* [Data section]:
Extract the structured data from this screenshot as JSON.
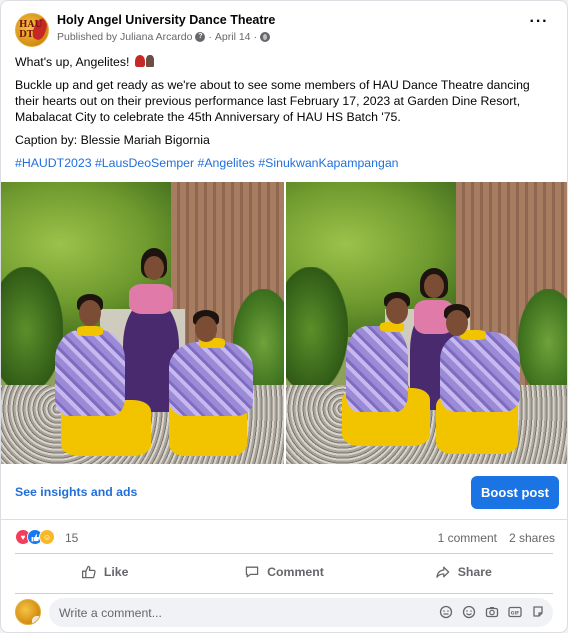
{
  "post": {
    "page_name": "Holy Angel University Dance Theatre",
    "published_by": "Published by Juliana Arcardo",
    "date": "April 14",
    "greeting": "What's up, Angelites!",
    "paragraph": "Buckle up and get ready as we're about to see some members of HAU Dance Theatre dancing their hearts out on their previous performance last February 17, 2023 at Garden Dine Resort, Mabalacat City to celebrate the 45th Anniversary of HAU HS Batch '75.",
    "caption": "Caption by: Blessie Mariah Bigornia",
    "hashtags": "#HAUDT2023 #LausDeoSemper #Angelites #SinukwanKapampangan",
    "avatar_text": "HAU DT"
  },
  "insights": {
    "link": "See insights and ads",
    "boost": "Boost post"
  },
  "stats": {
    "reactions": "15",
    "comments": "1 comment",
    "shares": "2 shares"
  },
  "actions": {
    "like": "Like",
    "comment": "Comment",
    "share": "Share"
  },
  "composer": {
    "placeholder": "Write a comment..."
  },
  "colors": {
    "link": "#216fdb",
    "boost": "#1b74e4",
    "muted": "#65676b"
  }
}
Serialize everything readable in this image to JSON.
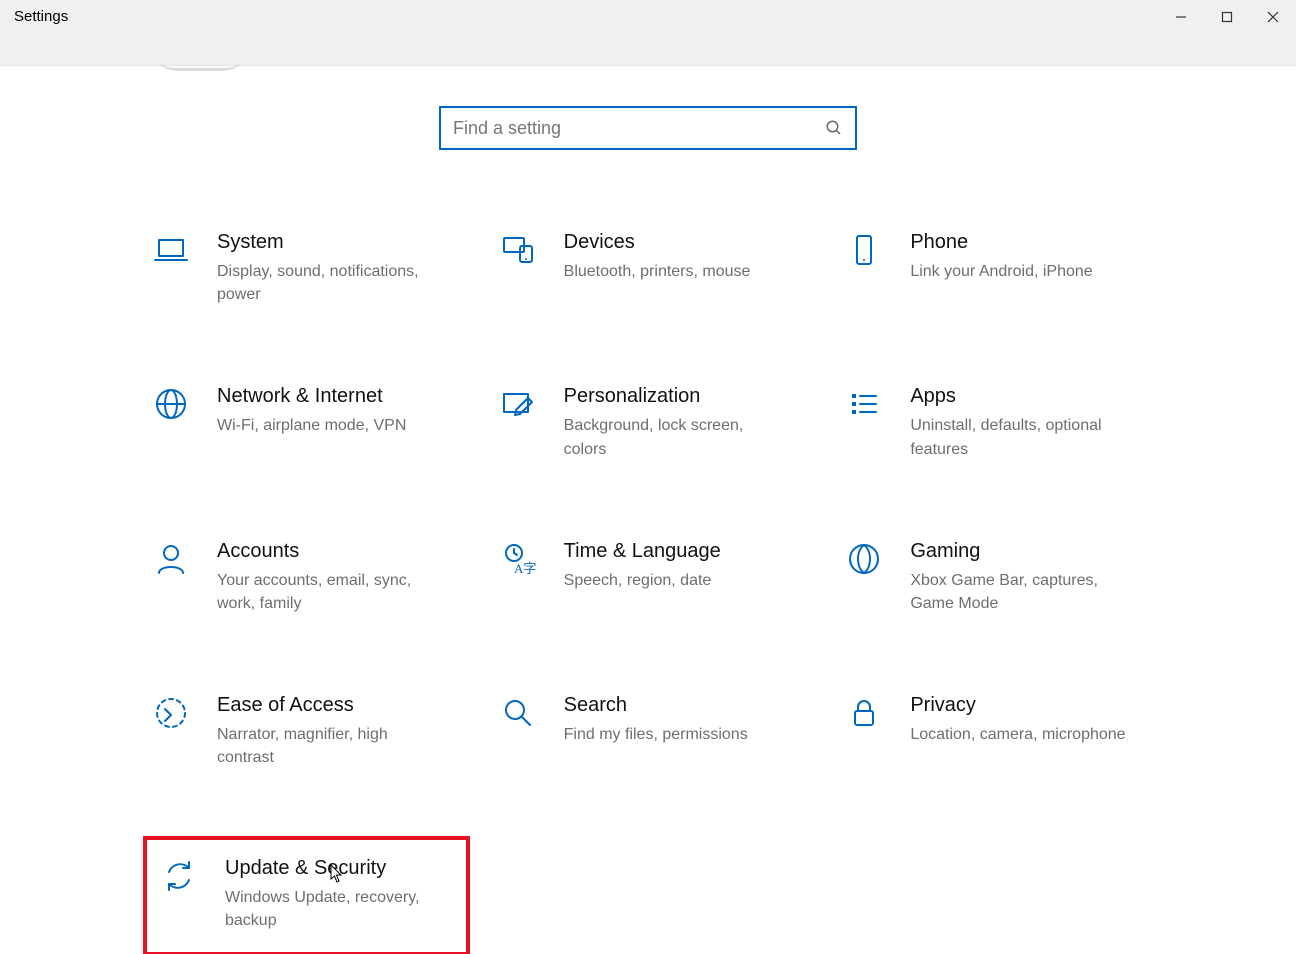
{
  "colors": {
    "accent": "#0067c0",
    "highlight": "#e81123"
  },
  "titlebar": {
    "title": "Settings"
  },
  "search": {
    "placeholder": "Find a setting"
  },
  "tiles": [
    {
      "id": "system",
      "icon": "laptop",
      "title": "System",
      "sub": "Display, sound, notifications, power"
    },
    {
      "id": "devices",
      "icon": "devices",
      "title": "Devices",
      "sub": "Bluetooth, printers, mouse"
    },
    {
      "id": "phone",
      "icon": "phone",
      "title": "Phone",
      "sub": "Link your Android, iPhone"
    },
    {
      "id": "network",
      "icon": "globe",
      "title": "Network & Internet",
      "sub": "Wi-Fi, airplane mode, VPN"
    },
    {
      "id": "personalization",
      "icon": "pen",
      "title": "Personalization",
      "sub": "Background, lock screen, colors"
    },
    {
      "id": "apps",
      "icon": "list",
      "title": "Apps",
      "sub": "Uninstall, defaults, optional features"
    },
    {
      "id": "accounts",
      "icon": "person",
      "title": "Accounts",
      "sub": "Your accounts, email, sync, work, family"
    },
    {
      "id": "time-language",
      "icon": "time-lang",
      "title": "Time & Language",
      "sub": "Speech, region, date"
    },
    {
      "id": "gaming",
      "icon": "gaming",
      "title": "Gaming",
      "sub": "Xbox Game Bar, captures, Game Mode"
    },
    {
      "id": "ease-of-access",
      "icon": "ease",
      "title": "Ease of Access",
      "sub": "Narrator, magnifier, high contrast"
    },
    {
      "id": "search",
      "icon": "search",
      "title": "Search",
      "sub": "Find my files, permissions"
    },
    {
      "id": "privacy",
      "icon": "lock",
      "title": "Privacy",
      "sub": "Location, camera, microphone"
    },
    {
      "id": "update-security",
      "icon": "sync",
      "title": "Update & Security",
      "sub": "Windows Update, recovery, backup",
      "highlighted": true
    }
  ]
}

* [To do]: Exactly reproduce the entries above, minus the pictures.

* [Output for this exercise]:
Extract the structured data from this screenshot as JSON.
{
  "post": {
    "page_name": "Holy Angel University Dance Theatre",
    "published_by": "Published by Juliana Arcardo",
    "date": "April 14",
    "greeting": "What's up, Angelites!",
    "paragraph": "Buckle up and get ready as we're about to see some members of HAU Dance Theatre dancing their hearts out on their previous performance last February 17, 2023 at Garden Dine Resort, Mabalacat City to celebrate the 45th Anniversary of HAU HS Batch '75.",
    "caption": "Caption by: Blessie Mariah Bigornia",
    "hashtags": "#HAUDT2023 #LausDeoSemper #Angelites #SinukwanKapampangan",
    "avatar_text": "HAU DT"
  },
  "insights": {
    "link": "See insights and ads",
    "boost": "Boost post"
  },
  "stats": {
    "reactions": "15",
    "comments": "1 comment",
    "shares": "2 shares"
  },
  "actions": {
    "like": "Like",
    "comment": "Comment",
    "share": "Share"
  },
  "composer": {
    "placeholder": "Write a comment..."
  },
  "colors": {
    "link": "#216fdb",
    "boost": "#1b74e4",
    "muted": "#65676b"
  }
}
Serialize everything readable in this image to JSON.
{
  "colors": {
    "accent": "#0067c0",
    "highlight": "#e81123"
  },
  "titlebar": {
    "title": "Settings"
  },
  "search": {
    "placeholder": "Find a setting"
  },
  "tiles": [
    {
      "id": "system",
      "icon": "laptop",
      "title": "System",
      "sub": "Display, sound, notifications, power"
    },
    {
      "id": "devices",
      "icon": "devices",
      "title": "Devices",
      "sub": "Bluetooth, printers, mouse"
    },
    {
      "id": "phone",
      "icon": "phone",
      "title": "Phone",
      "sub": "Link your Android, iPhone"
    },
    {
      "id": "network",
      "icon": "globe",
      "title": "Network & Internet",
      "sub": "Wi-Fi, airplane mode, VPN"
    },
    {
      "id": "personalization",
      "icon": "pen",
      "title": "Personalization",
      "sub": "Background, lock screen, colors"
    },
    {
      "id": "apps",
      "icon": "list",
      "title": "Apps",
      "sub": "Uninstall, defaults, optional features"
    },
    {
      "id": "accounts",
      "icon": "person",
      "title": "Accounts",
      "sub": "Your accounts, email, sync, work, family"
    },
    {
      "id": "time-language",
      "icon": "time-lang",
      "title": "Time & Language",
      "sub": "Speech, region, date"
    },
    {
      "id": "gaming",
      "icon": "gaming",
      "title": "Gaming",
      "sub": "Xbox Game Bar, captures, Game Mode"
    },
    {
      "id": "ease-of-access",
      "icon": "ease",
      "title": "Ease of Access",
      "sub": "Narrator, magnifier, high contrast"
    },
    {
      "id": "search",
      "icon": "search",
      "title": "Search",
      "sub": "Find my files, permissions"
    },
    {
      "id": "privacy",
      "icon": "lock",
      "title": "Privacy",
      "sub": "Location, camera, microphone"
    },
    {
      "id": "update-security",
      "icon": "sync",
      "title": "Update & Security",
      "sub": "Windows Update, recovery, backup",
      "highlighted": true
    }
  ]
}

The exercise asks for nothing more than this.